__Stored data__
□ □ □ □ □

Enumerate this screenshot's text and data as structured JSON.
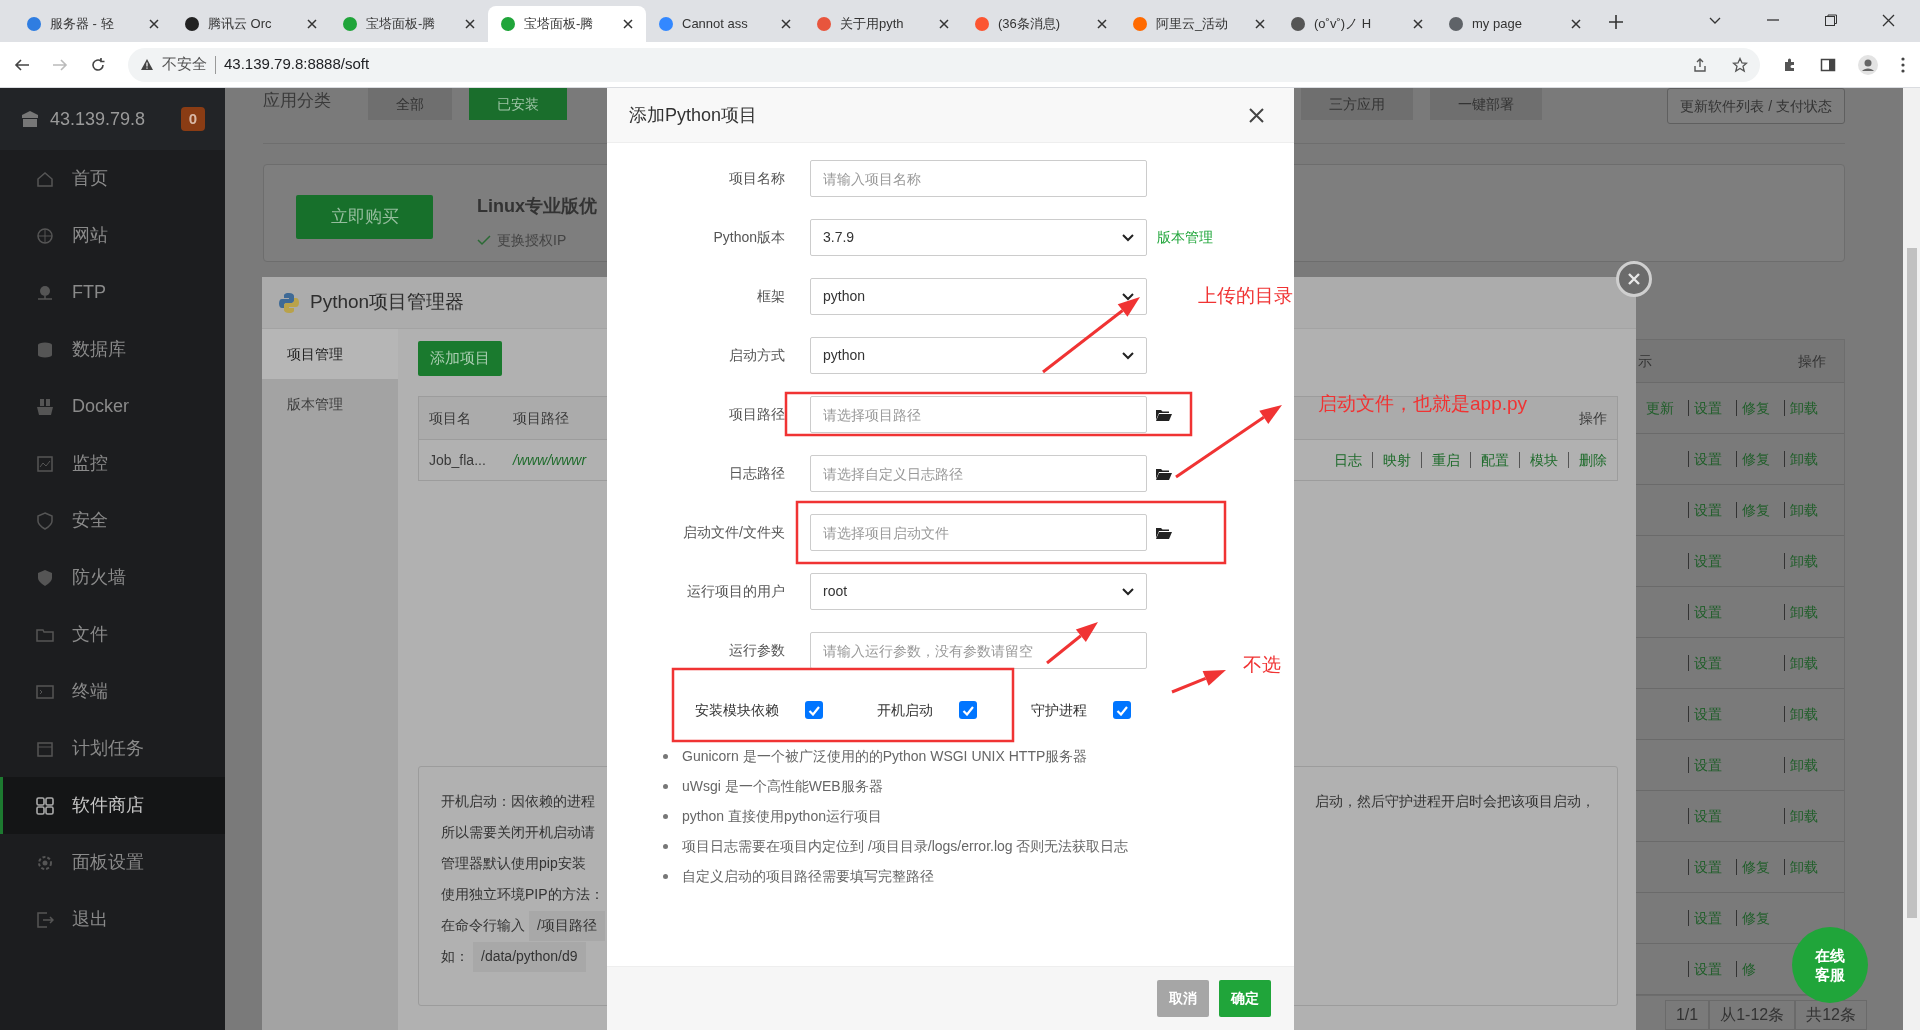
{
  "browser": {
    "tabs": [
      {
        "title": "服务器 - 轻",
        "selected": false,
        "color": "#2f7de1"
      },
      {
        "title": "腾讯云 Orc",
        "selected": false,
        "color": "#222222"
      },
      {
        "title": "宝塔面板-腾",
        "selected": false,
        "color": "#20a53a"
      },
      {
        "title": "宝塔面板-腾",
        "selected": true,
        "color": "#20a53a"
      },
      {
        "title": "Cannot ass",
        "selected": false,
        "color": "#3388ff"
      },
      {
        "title": "关于用pyth",
        "selected": false,
        "color": "#e8553d"
      },
      {
        "title": "(36条消息)",
        "selected": false,
        "color": "#fc5531"
      },
      {
        "title": "阿里云_活动",
        "selected": false,
        "color": "#ff6a00"
      },
      {
        "title": "(o˚v˚)ノ H",
        "selected": false,
        "color": "#555555"
      },
      {
        "title": "my page",
        "selected": false,
        "color": "#5f6368"
      }
    ],
    "address": {
      "security": "不安全",
      "url": "43.139.79.8:8888/soft"
    }
  },
  "sidebar": {
    "host": "43.139.79.8",
    "badge": "0",
    "items": [
      {
        "label": "首页",
        "selected": false
      },
      {
        "label": "网站",
        "selected": false
      },
      {
        "label": "FTP",
        "selected": false
      },
      {
        "label": "数据库",
        "selected": false
      },
      {
        "label": "Docker",
        "selected": false
      },
      {
        "label": "监控",
        "selected": false
      },
      {
        "label": "安全",
        "selected": false
      },
      {
        "label": "防火墙",
        "selected": false
      },
      {
        "label": "文件",
        "selected": false
      },
      {
        "label": "终端",
        "selected": false
      },
      {
        "label": "计划任务",
        "selected": false
      },
      {
        "label": "软件商店",
        "selected": true
      },
      {
        "label": "面板设置",
        "selected": false
      },
      {
        "label": "退出",
        "selected": false
      }
    ]
  },
  "store": {
    "category_label": "应用分类",
    "filters": [
      {
        "label": "全部",
        "selected": false
      },
      {
        "label": "已安装",
        "selected": true
      }
    ],
    "filters_right": [
      {
        "label": "三方应用",
        "selected": false
      },
      {
        "label": "一键部署",
        "selected": false
      }
    ],
    "refresh_button": "更新软件列表 / 支付状态",
    "banner": {
      "buy_button": "立即购买",
      "title": "Linux专业版优",
      "feature": "更换授权IP"
    },
    "table": {
      "column_1": "示",
      "column_2": "操作",
      "rows": [
        {
          "actions": [
            {
              "label": "更新",
              "kind": "update"
            },
            {
              "label": "设置",
              "kind": "settings"
            },
            {
              "label": "修复",
              "kind": "repair"
            },
            {
              "label": "卸载",
              "kind": "uninstall"
            }
          ]
        },
        {
          "actions": [
            {
              "label": "设置",
              "kind": "settings"
            },
            {
              "label": "修复",
              "kind": "repair"
            },
            {
              "label": "卸载",
              "kind": "uninstall"
            }
          ]
        },
        {
          "actions": [
            {
              "label": "设置",
              "kind": "settings"
            },
            {
              "label": "修复",
              "kind": "repair"
            },
            {
              "label": "卸载",
              "kind": "uninstall"
            }
          ]
        },
        {
          "actions": [
            {
              "label": "设置",
              "kind": "settings"
            },
            {
              "label": "卸载",
              "kind": "uninstall"
            }
          ]
        },
        {
          "actions": [
            {
              "label": "设置",
              "kind": "settings"
            },
            {
              "label": "卸载",
              "kind": "uninstall"
            }
          ]
        },
        {
          "actions": [
            {
              "label": "设置",
              "kind": "settings"
            },
            {
              "label": "卸载",
              "kind": "uninstall"
            }
          ]
        },
        {
          "actions": [
            {
              "label": "设置",
              "kind": "settings"
            },
            {
              "label": "卸载",
              "kind": "uninstall"
            }
          ]
        },
        {
          "actions": [
            {
              "label": "设置",
              "kind": "settings"
            },
            {
              "label": "卸载",
              "kind": "uninstall"
            }
          ]
        },
        {
          "actions": [
            {
              "label": "设置",
              "kind": "settings"
            },
            {
              "label": "卸载",
              "kind": "uninstall"
            }
          ]
        },
        {
          "actions": [
            {
              "label": "设置",
              "kind": "settings"
            },
            {
              "label": "修复",
              "kind": "repair"
            },
            {
              "label": "卸载",
              "kind": "uninstall"
            }
          ]
        },
        {
          "actions": [
            {
              "label": "设置",
              "kind": "settings"
            },
            {
              "label": "修复",
              "kind": "repair"
            }
          ]
        },
        {
          "actions": [
            {
              "label": "设置",
              "kind": "settings"
            },
            {
              "label": "修",
              "kind": "repair"
            }
          ]
        }
      ]
    },
    "pagination": [
      "1/1",
      "从1-12条",
      "共12条"
    ]
  },
  "python_manager": {
    "title": "Python项目管理器",
    "nav": [
      {
        "label": "项目管理",
        "selected": true
      },
      {
        "label": "版本管理",
        "selected": false
      }
    ],
    "add_button": "添加项目",
    "table": {
      "columns": [
        "项目名",
        "项目路径"
      ],
      "actions_column": "操作",
      "rows": [
        {
          "name": "Job_fla...",
          "path": "/www/wwwr",
          "actions": [
            "日志",
            "映射",
            "重启",
            "配置",
            "模块",
            "删除"
          ]
        }
      ]
    },
    "info": [
      {
        "left": "开机启动：因依赖的进程",
        "right": "启动，然后守护进程开启时会把该项目启动，"
      },
      {
        "left": "所以需要关闭开机启动请"
      },
      {
        "left": "管理器默认使用pip安装"
      },
      {
        "left": "使用独立环境PIP的方法："
      },
      {
        "left": "在命令行输入",
        "code": "/项目路径"
      },
      {
        "left": "如：",
        "code": "/data/python/d9"
      }
    ]
  },
  "dialog": {
    "title": "添加Python项目",
    "fields": [
      {
        "kind": "text",
        "label": "项目名称",
        "placeholder": "请输入项目名称"
      },
      {
        "kind": "select",
        "label": "Python版本",
        "value": "3.7.9",
        "link": "版本管理"
      },
      {
        "kind": "select",
        "label": "框架",
        "value": "python"
      },
      {
        "kind": "select",
        "label": "启动方式",
        "value": "python"
      },
      {
        "kind": "path",
        "label": "项目路径",
        "placeholder": "请选择项目路径"
      },
      {
        "kind": "path",
        "label": "日志路径",
        "placeholder": "请选择自定义日志路径"
      },
      {
        "kind": "path",
        "label": "启动文件/文件夹",
        "placeholder": "请选择项目启动文件"
      },
      {
        "kind": "select",
        "label": "运行项目的用户",
        "value": "root"
      },
      {
        "kind": "text",
        "label": "运行参数",
        "placeholder": "请输入运行参数，没有参数请留空"
      }
    ],
    "options": [
      {
        "label": "安装模块依赖",
        "checked": true
      },
      {
        "label": "开机启动",
        "checked": true
      },
      {
        "label": "守护进程",
        "checked": true
      }
    ],
    "notes": [
      "Gunicorn 是一个被广泛使用的的Python WSGI UNIX HTTP服务器",
      "uWsgi 是一个高性能WEB服务器",
      "python 直接使用python运行项目",
      "项目日志需要在项目内定位到 /项目目录/logs/error.log 否则无法获取日志",
      "自定义启动的项目路径需要填写完整路径"
    ],
    "buttons": [
      {
        "label": "取消",
        "disabled": true
      },
      {
        "label": "确定",
        "disabled": false
      }
    ]
  },
  "annotations": [
    "上传的目录",
    "启动文件，也就是app.py",
    "不选"
  ],
  "chat_button": "在线客服"
}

□ □ □ □ □

__Work instructions__
Output every entry word for word, but omit the pictures.

__Written response__
Enumerate this screenshot's text and data as structured JSON.
{
  "browser": {
    "tabs": [
      {
        "title": "服务器 - 轻",
        "selected": false,
        "color": "#2f7de1"
      },
      {
        "title": "腾讯云 Orc",
        "selected": false,
        "color": "#222222"
      },
      {
        "title": "宝塔面板-腾",
        "selected": false,
        "color": "#20a53a"
      },
      {
        "title": "宝塔面板-腾",
        "selected": true,
        "color": "#20a53a"
      },
      {
        "title": "Cannot ass",
        "selected": false,
        "color": "#3388ff"
      },
      {
        "title": "关于用pyth",
        "selected": false,
        "color": "#e8553d"
      },
      {
        "title": "(36条消息)",
        "selected": false,
        "color": "#fc5531"
      },
      {
        "title": "阿里云_活动",
        "selected": false,
        "color": "#ff6a00"
      },
      {
        "title": "(o˚v˚)ノ H",
        "selected": false,
        "color": "#555555"
      },
      {
        "title": "my page",
        "selected": false,
        "color": "#5f6368"
      }
    ],
    "address": {
      "security": "不安全",
      "url": "43.139.79.8:8888/soft"
    }
  },
  "sidebar": {
    "host": "43.139.79.8",
    "badge": "0",
    "items": [
      {
        "label": "首页",
        "selected": false
      },
      {
        "label": "网站",
        "selected": false
      },
      {
        "label": "FTP",
        "selected": false
      },
      {
        "label": "数据库",
        "selected": false
      },
      {
        "label": "Docker",
        "selected": false
      },
      {
        "label": "监控",
        "selected": false
      },
      {
        "label": "安全",
        "selected": false
      },
      {
        "label": "防火墙",
        "selected": false
      },
      {
        "label": "文件",
        "selected": false
      },
      {
        "label": "终端",
        "selected": false
      },
      {
        "label": "计划任务",
        "selected": false
      },
      {
        "label": "软件商店",
        "selected": true
      },
      {
        "label": "面板设置",
        "selected": false
      },
      {
        "label": "退出",
        "selected": false
      }
    ]
  },
  "store": {
    "category_label": "应用分类",
    "filters": [
      {
        "label": "全部",
        "selected": false
      },
      {
        "label": "已安装",
        "selected": true
      }
    ],
    "filters_right": [
      {
        "label": "三方应用",
        "selected": false
      },
      {
        "label": "一键部署",
        "selected": false
      }
    ],
    "refresh_button": "更新软件列表 / 支付状态",
    "banner": {
      "buy_button": "立即购买",
      "title": "Linux专业版优",
      "feature": "更换授权IP"
    },
    "table": {
      "column_1": "示",
      "column_2": "操作",
      "rows": [
        {
          "actions": [
            {
              "label": "更新",
              "kind": "update"
            },
            {
              "label": "设置",
              "kind": "settings"
            },
            {
              "label": "修复",
              "kind": "repair"
            },
            {
              "label": "卸载",
              "kind": "uninstall"
            }
          ]
        },
        {
          "actions": [
            {
              "label": "设置",
              "kind": "settings"
            },
            {
              "label": "修复",
              "kind": "repair"
            },
            {
              "label": "卸载",
              "kind": "uninstall"
            }
          ]
        },
        {
          "actions": [
            {
              "label": "设置",
              "kind": "settings"
            },
            {
              "label": "修复",
              "kind": "repair"
            },
            {
              "label": "卸载",
              "kind": "uninstall"
            }
          ]
        },
        {
          "actions": [
            {
              "label": "设置",
              "kind": "settings"
            },
            {
              "label": "卸载",
              "kind": "uninstall"
            }
          ]
        },
        {
          "actions": [
            {
              "label": "设置",
              "kind": "settings"
            },
            {
              "label": "卸载",
              "kind": "uninstall"
            }
          ]
        },
        {
          "actions": [
            {
              "label": "设置",
              "kind": "settings"
            },
            {
              "label": "卸载",
              "kind": "uninstall"
            }
          ]
        },
        {
          "actions": [
            {
              "label": "设置",
              "kind": "settings"
            },
            {
              "label": "卸载",
              "kind": "uninstall"
            }
          ]
        },
        {
          "actions": [
            {
              "label": "设置",
              "kind": "settings"
            },
            {
              "label": "卸载",
              "kind": "uninstall"
            }
          ]
        },
        {
          "actions": [
            {
              "label": "设置",
              "kind": "settings"
            },
            {
              "label": "卸载",
              "kind": "uninstall"
            }
          ]
        },
        {
          "actions": [
            {
              "label": "设置",
              "kind": "settings"
            },
            {
              "label": "修复",
              "kind": "repair"
            },
            {
              "label": "卸载",
              "kind": "uninstall"
            }
          ]
        },
        {
          "actions": [
            {
              "label": "设置",
              "kind": "settings"
            },
            {
              "label": "修复",
              "kind": "repair"
            }
          ]
        },
        {
          "actions": [
            {
              "label": "设置",
              "kind": "settings"
            },
            {
              "label": "修",
              "kind": "repair"
            }
          ]
        }
      ]
    },
    "pagination": [
      "1/1",
      "从1-12条",
      "共12条"
    ]
  },
  "python_manager": {
    "title": "Python项目管理器",
    "nav": [
      {
        "label": "项目管理",
        "selected": true
      },
      {
        "label": "版本管理",
        "selected": false
      }
    ],
    "add_button": "添加项目",
    "table": {
      "columns": [
        "项目名",
        "项目路径"
      ],
      "actions_column": "操作",
      "rows": [
        {
          "name": "Job_fla...",
          "path": "/www/wwwr",
          "actions": [
            "日志",
            "映射",
            "重启",
            "配置",
            "模块",
            "删除"
          ]
        }
      ]
    },
    "info": [
      {
        "left": "开机启动：因依赖的进程",
        "right": "启动，然后守护进程开启时会把该项目启动，"
      },
      {
        "left": "所以需要关闭开机启动请"
      },
      {
        "left": "管理器默认使用pip安装"
      },
      {
        "left": "使用独立环境PIP的方法："
      },
      {
        "left": "在命令行输入",
        "code": "/项目路径"
      },
      {
        "left": "如：",
        "code": "/data/python/d9"
      }
    ]
  },
  "dialog": {
    "title": "添加Python项目",
    "fields": [
      {
        "kind": "text",
        "label": "项目名称",
        "placeholder": "请输入项目名称"
      },
      {
        "kind": "select",
        "label": "Python版本",
        "value": "3.7.9",
        "link": "版本管理"
      },
      {
        "kind": "select",
        "label": "框架",
        "value": "python"
      },
      {
        "kind": "select",
        "label": "启动方式",
        "value": "python"
      },
      {
        "kind": "path",
        "label": "项目路径",
        "placeholder": "请选择项目路径"
      },
      {
        "kind": "path",
        "label": "日志路径",
        "placeholder": "请选择自定义日志路径"
      },
      {
        "kind": "path",
        "label": "启动文件/文件夹",
        "placeholder": "请选择项目启动文件"
      },
      {
        "kind": "select",
        "label": "运行项目的用户",
        "value": "root"
      },
      {
        "kind": "text",
        "label": "运行参数",
        "placeholder": "请输入运行参数，没有参数请留空"
      }
    ],
    "options": [
      {
        "label": "安装模块依赖",
        "checked": true
      },
      {
        "label": "开机启动",
        "checked": true
      },
      {
        "label": "守护进程",
        "checked": true
      }
    ],
    "notes": [
      "Gunicorn 是一个被广泛使用的的Python WSGI UNIX HTTP服务器",
      "uWsgi 是一个高性能WEB服务器",
      "python 直接使用python运行项目",
      "项目日志需要在项目内定位到 /项目目录/logs/error.log 否则无法获取日志",
      "自定义启动的项目路径需要填写完整路径"
    ],
    "buttons": [
      {
        "label": "取消",
        "disabled": true
      },
      {
        "label": "确定",
        "disabled": false
      }
    ]
  },
  "annotations": [
    "上传的目录",
    "启动文件，也就是app.py",
    "不选"
  ],
  "chat_button": "在线客服"
}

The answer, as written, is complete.